- GOAL
Scan the lines below for "time"; report the number of lines that contain it, and only that.

- RECORDS PROVIDED
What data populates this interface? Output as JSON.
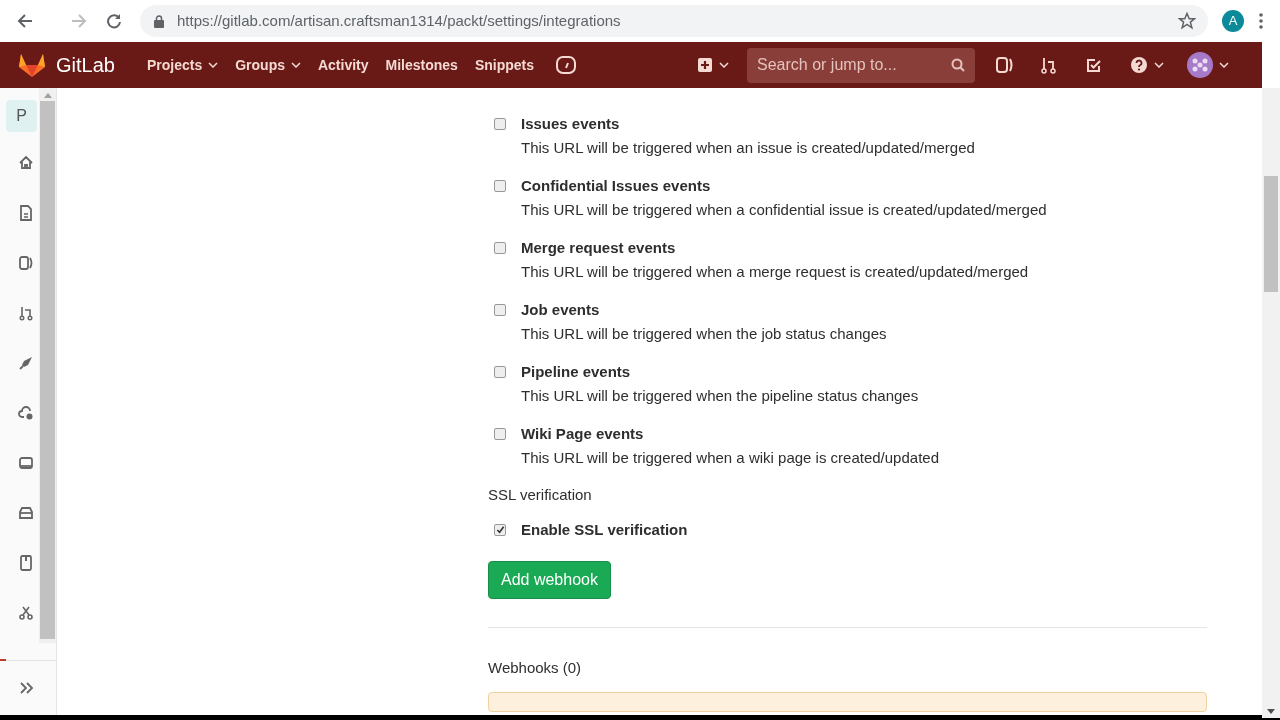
{
  "browser": {
    "url": "https://gitlab.com/artisan.craftsman1314/packt/settings/integrations",
    "profile_letter": "A"
  },
  "navbar": {
    "logo": "GitLab",
    "links": [
      {
        "label": "Projects",
        "dropdown": true
      },
      {
        "label": "Groups",
        "dropdown": true
      },
      {
        "label": "Activity",
        "dropdown": false
      },
      {
        "label": "Milestones",
        "dropdown": false
      },
      {
        "label": "Snippets",
        "dropdown": false
      }
    ],
    "search": {
      "placeholder": "Search or jump to..."
    }
  },
  "sidebar": {
    "project_letter": "P",
    "project_selected": true
  },
  "events": [
    {
      "title": "Issues events",
      "description": "This URL will be triggered when an issue is created/updated/merged",
      "checked": false
    },
    {
      "title": "Confidential Issues events",
      "description": "This URL will be triggered when a confidential issue is created/updated/merged",
      "checked": false
    },
    {
      "title": "Merge request events",
      "description": "This URL will be triggered when a merge request is created/updated/merged",
      "checked": false
    },
    {
      "title": "Job events",
      "description": "This URL will be triggered when the job status changes",
      "checked": false
    },
    {
      "title": "Pipeline events",
      "description": "This URL will be triggered when the pipeline status changes",
      "checked": false
    },
    {
      "title": "Wiki Page events",
      "description": "This URL will be triggered when a wiki page is created/updated",
      "checked": false
    }
  ],
  "ssl": {
    "heading": "SSL verification",
    "label": "Enable SSL verification",
    "checked": true
  },
  "add_button": "Add webhook",
  "webhooks_heading": "Webhooks (0)"
}
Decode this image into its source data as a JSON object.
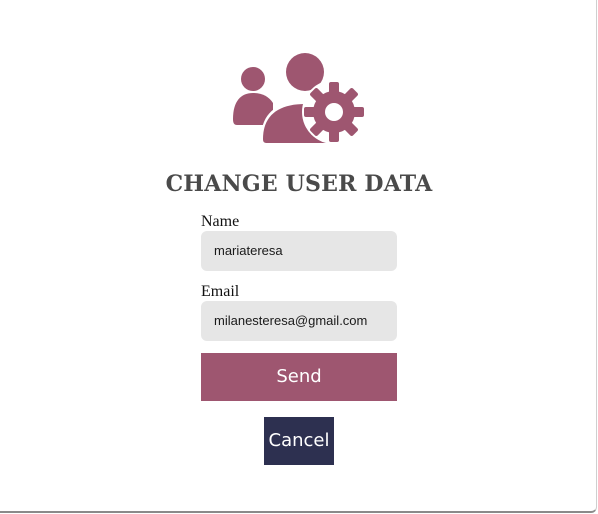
{
  "page": {
    "title": "CHANGE USER DATA",
    "icon": "users-gear-icon",
    "accent_color": "#9e5670",
    "secondary_color": "#2d3050"
  },
  "form": {
    "name_label": "Name",
    "name_value": "mariateresa",
    "email_label": "Email",
    "email_value": "milanesteresa@gmail.com",
    "send_label": "Send",
    "cancel_label": "Cancel"
  }
}
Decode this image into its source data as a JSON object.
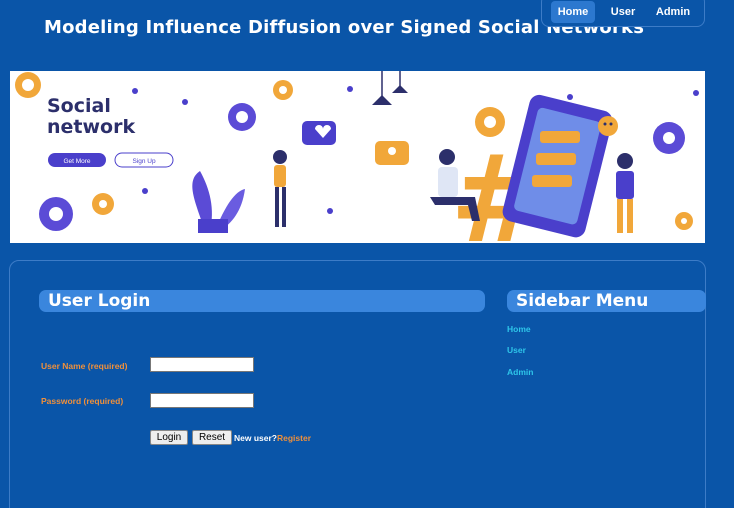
{
  "header": {
    "title": "Modeling Influence Diffusion over Signed Social Networks"
  },
  "topnav": {
    "home": "Home",
    "user": "User",
    "admin": "Admin"
  },
  "banner": {
    "headline_line1": "Social",
    "headline_line2": "network",
    "btn_get_more": "Get More",
    "btn_sign_up": "Sign Up",
    "symbol": "#"
  },
  "login": {
    "title": "User Login",
    "username_label": "User Name (required)",
    "password_label": "Password (required)",
    "username_value": "",
    "password_value": "",
    "login_label": "Login",
    "reset_label": "Reset",
    "new_user_text": "New user?",
    "register_label": "Register"
  },
  "sidebar": {
    "title": "Sidebar Menu",
    "items": [
      "Home",
      "User",
      "Admin"
    ]
  },
  "colors": {
    "background": "#0a55a8",
    "header_bar": "#3a86dd",
    "label_orange": "#f0903a",
    "link_cyan": "#2ec6ea"
  }
}
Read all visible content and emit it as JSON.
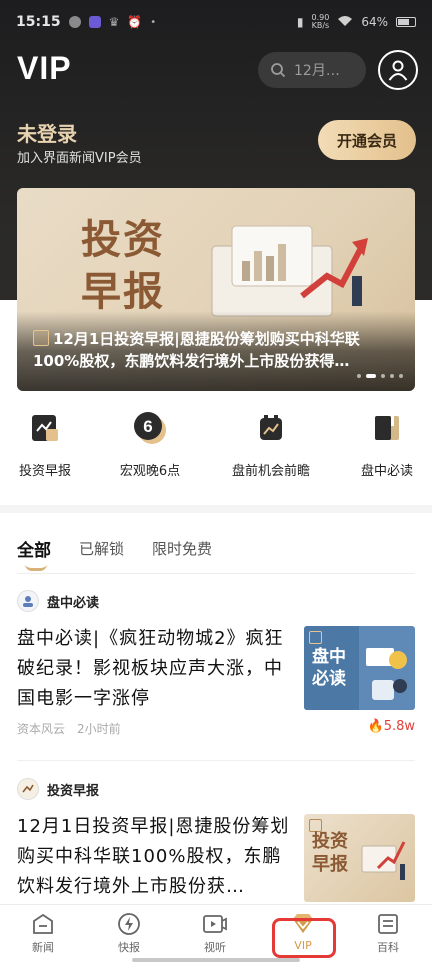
{
  "status_bar": {
    "time": "15:15",
    "net_speed_top": "0.90",
    "net_speed_bottom": "KB/s",
    "battery": "64%"
  },
  "header": {
    "title": "VIP",
    "search_placeholder": "12月…",
    "login_title": "未登录",
    "login_sub": "加入界面新闻VIP会员",
    "open_vip": "开通会员"
  },
  "banner": {
    "big_text_line1": "投资",
    "big_text_line2": "早报",
    "caption": "12月1日投资早报|恩捷股份筹划购买中科华联100%股权，东鹏饮料发行境外上市股份获得…",
    "active_dot": 1,
    "dot_count": 5
  },
  "quick_links": [
    {
      "label": "投资早报",
      "icon": "chart-up-icon"
    },
    {
      "label": "宏观晚6点",
      "icon": "six-circle-icon"
    },
    {
      "label": "盘前机会前瞻",
      "icon": "alarm-chart-icon"
    },
    {
      "label": "盘中必读",
      "icon": "book-icon"
    }
  ],
  "tabs": [
    "全部",
    "已解锁",
    "限时免费"
  ],
  "articles": [
    {
      "source": "盘中必读",
      "title": "盘中必读|《疯狂动物城2》疯狂破纪录！影视板块应声大涨，中国电影一字涨停",
      "thumb_text": "盘中必读",
      "author": "资本风云",
      "time": "2小时前",
      "hot": "5.8w"
    },
    {
      "source": "投资早报",
      "title": "12月1日投资早报|恩捷股份筹划购买中科华联100%股权，东鹏饮料发行境外上市股份获…",
      "thumb_text": "投资早报"
    }
  ],
  "bottom_nav": [
    {
      "label": "新闻",
      "icon": "news-icon"
    },
    {
      "label": "快报",
      "icon": "flash-icon"
    },
    {
      "label": "视听",
      "icon": "video-icon"
    },
    {
      "label": "VIP",
      "icon": "vip-diamond-icon"
    },
    {
      "label": "百科",
      "icon": "encyclopedia-icon"
    }
  ],
  "colors": {
    "gold": "#e3c08c",
    "accent_text": "#d39a4a",
    "hot_red": "#e0403a",
    "highlight_red": "#e53935"
  }
}
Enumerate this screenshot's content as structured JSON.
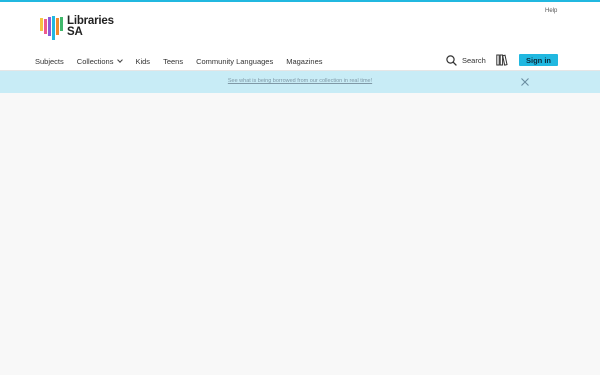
{
  "brand": {
    "logo_line1": "Libraries",
    "logo_line2": "SA",
    "bar_colors": [
      "#f5c542",
      "#ee5a8f",
      "#8c5ad6",
      "#21b8e0",
      "#f08a2c",
      "#3fb86b"
    ]
  },
  "header": {
    "help_label": "Help"
  },
  "nav": {
    "items": [
      {
        "label": "Subjects"
      },
      {
        "label": "Collections",
        "has_dropdown": true
      },
      {
        "label": "Kids"
      },
      {
        "label": "Teens"
      },
      {
        "label": "Community Languages"
      },
      {
        "label": "Magazines"
      }
    ],
    "search_label": "Search",
    "library_icon": "library-books-icon",
    "signin_label": "Sign in"
  },
  "banner": {
    "text": "See what is being borrowed from our collection in real time!",
    "close_icon": "close-icon"
  },
  "colors": {
    "accent": "#21b8e0",
    "banner_bg": "#c8ecf6",
    "page_bg": "#f8f8f8"
  }
}
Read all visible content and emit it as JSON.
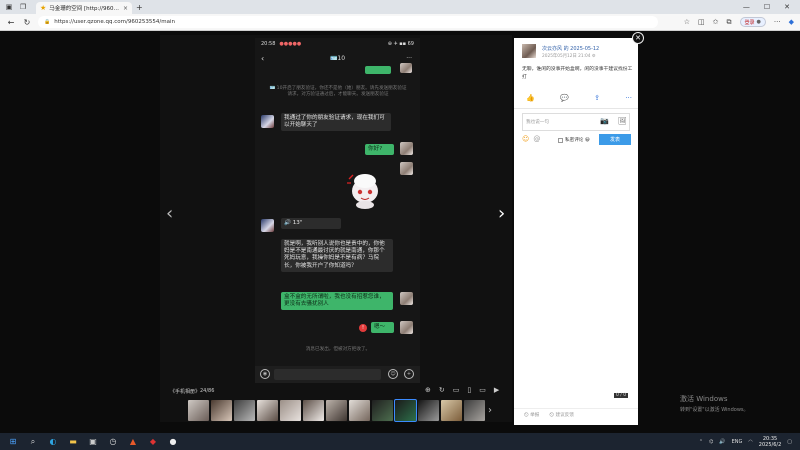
{
  "browser": {
    "tab_title": "马金珊的空间 [http://960253554/ ×",
    "tab_title_short": "马金珊的空间 [http://960253554/",
    "url": "https://user.qzone.qq.com/960253554/main",
    "login_label": "登录"
  },
  "phone": {
    "time": "20:58",
    "status_right": "⊕ ✈ ▪▪ 69",
    "chat_title": "🪪10",
    "more": "···",
    "system_note": "🪪 10开启了朋友验证，你还不是他（她）朋友。请先发送朋友验证请求，对方验证通过后，才能聊天。发送朋友验证",
    "messages": [
      {
        "side": "left",
        "text": "我通过了你的朋友验证请求，现在我们可以开始聊天了"
      },
      {
        "side": "right",
        "text": "你好?"
      },
      {
        "side": "left",
        "text": "🔊 13\""
      },
      {
        "side": "left",
        "text": "就是啊，我听别人说你也是贵中的，你他妈是不是南通最讨厌的就是南通，你那个死妈玩意，我操你妈是不是有病？马院长，你被我开户了你知道吗？"
      },
      {
        "side": "right",
        "text": "盒不盒的无所谓啦，我也没有招惹您谁，更没有去骚扰别人"
      },
      {
        "side": "right",
        "text": "嗯～"
      }
    ],
    "sent_note": "消息已发出，但被对方拒收了。",
    "error_mark": "!"
  },
  "viewer": {
    "album_label": "《手机相册》",
    "album_count": "24/86",
    "tag_counter": "0 / 0"
  },
  "panel": {
    "user_name": "次云亦风 的 2025-05-12",
    "user_date": "2025年05月12日 21:04 ⚙",
    "post_text": "无聊，谁闲的没事开始盒啊，闲的没事干建议找份工打",
    "comment_placeholder": "我也说一句",
    "private_label": "私密评论 😀",
    "send_label": "发表",
    "bottom_left": "🛇 举报",
    "bottom_right": "🛇 建议反馈"
  },
  "watermark": {
    "line1": "激活 Windows",
    "line2": "转到\"设置\"以激活 Windows。"
  },
  "taskbar": {
    "lang": "ENG",
    "time": "20:35",
    "date": "2025/6/2"
  }
}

- THE REPLY
5